> [REQUIREMENT]: Set down each record below precisely, skipping the pictures.

> [DATA PROVIDED]:
####################
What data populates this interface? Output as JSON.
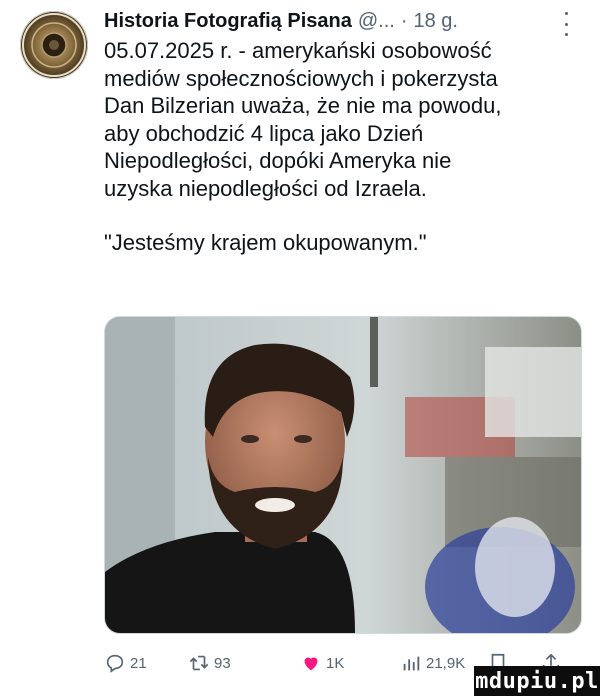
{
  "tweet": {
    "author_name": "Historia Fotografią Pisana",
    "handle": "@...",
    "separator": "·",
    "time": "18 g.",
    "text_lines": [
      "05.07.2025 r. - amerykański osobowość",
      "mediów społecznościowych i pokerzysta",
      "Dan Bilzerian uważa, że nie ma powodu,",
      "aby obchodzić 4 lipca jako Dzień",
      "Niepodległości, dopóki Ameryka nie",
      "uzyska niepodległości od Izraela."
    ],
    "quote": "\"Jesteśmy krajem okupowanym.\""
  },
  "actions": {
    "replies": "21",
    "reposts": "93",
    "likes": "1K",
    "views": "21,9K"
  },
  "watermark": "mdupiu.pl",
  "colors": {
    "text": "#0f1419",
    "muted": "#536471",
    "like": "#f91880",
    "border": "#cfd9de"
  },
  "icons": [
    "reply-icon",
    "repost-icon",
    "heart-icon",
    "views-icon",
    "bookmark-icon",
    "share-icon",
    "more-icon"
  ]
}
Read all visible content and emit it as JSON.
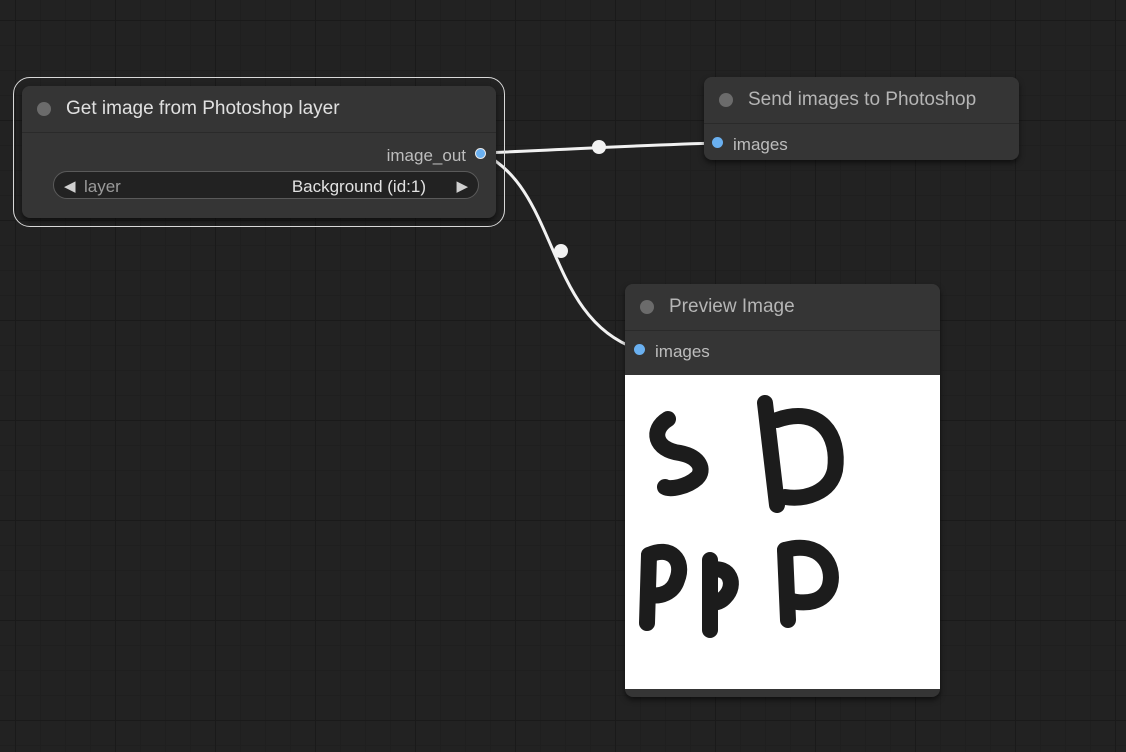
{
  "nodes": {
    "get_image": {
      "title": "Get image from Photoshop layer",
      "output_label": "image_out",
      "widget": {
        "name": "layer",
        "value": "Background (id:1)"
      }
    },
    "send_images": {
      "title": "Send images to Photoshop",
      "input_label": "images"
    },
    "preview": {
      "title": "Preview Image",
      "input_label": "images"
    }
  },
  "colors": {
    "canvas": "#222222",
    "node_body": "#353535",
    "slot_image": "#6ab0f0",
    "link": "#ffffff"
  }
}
####################
> [EXPECTED OUTPUT]:
What data populates this interface? Output as JSON.
{
  "tweet": {
    "author_name": "Historia Fotografią Pisana",
    "handle": "@...",
    "separator": "·",
    "time": "18 g.",
    "text_lines": [
      "05.07.2025 r. - amerykański osobowość",
      "mediów społecznościowych i pokerzysta",
      "Dan Bilzerian uważa, że nie ma powodu,",
      "aby obchodzić 4 lipca jako Dzień",
      "Niepodległości, dopóki Ameryka nie",
      "uzyska niepodległości od Izraela."
    ],
    "quote": "\"Jesteśmy krajem okupowanym.\""
  },
  "actions": {
    "replies": "21",
    "reposts": "93",
    "likes": "1K",
    "views": "21,9K"
  },
  "watermark": "mdupiu.pl",
  "colors": {
    "text": "#0f1419",
    "muted": "#536471",
    "like": "#f91880",
    "border": "#cfd9de"
  },
  "icons": [
    "reply-icon",
    "repost-icon",
    "heart-icon",
    "views-icon",
    "bookmark-icon",
    "share-icon",
    "more-icon"
  ]
}
Read all visible content and emit it as JSON.
{
  "nodes": {
    "get_image": {
      "title": "Get image from Photoshop layer",
      "output_label": "image_out",
      "widget": {
        "name": "layer",
        "value": "Background (id:1)"
      }
    },
    "send_images": {
      "title": "Send images to Photoshop",
      "input_label": "images"
    },
    "preview": {
      "title": "Preview Image",
      "input_label": "images"
    }
  },
  "colors": {
    "canvas": "#222222",
    "node_body": "#353535",
    "slot_image": "#6ab0f0",
    "link": "#ffffff"
  }
}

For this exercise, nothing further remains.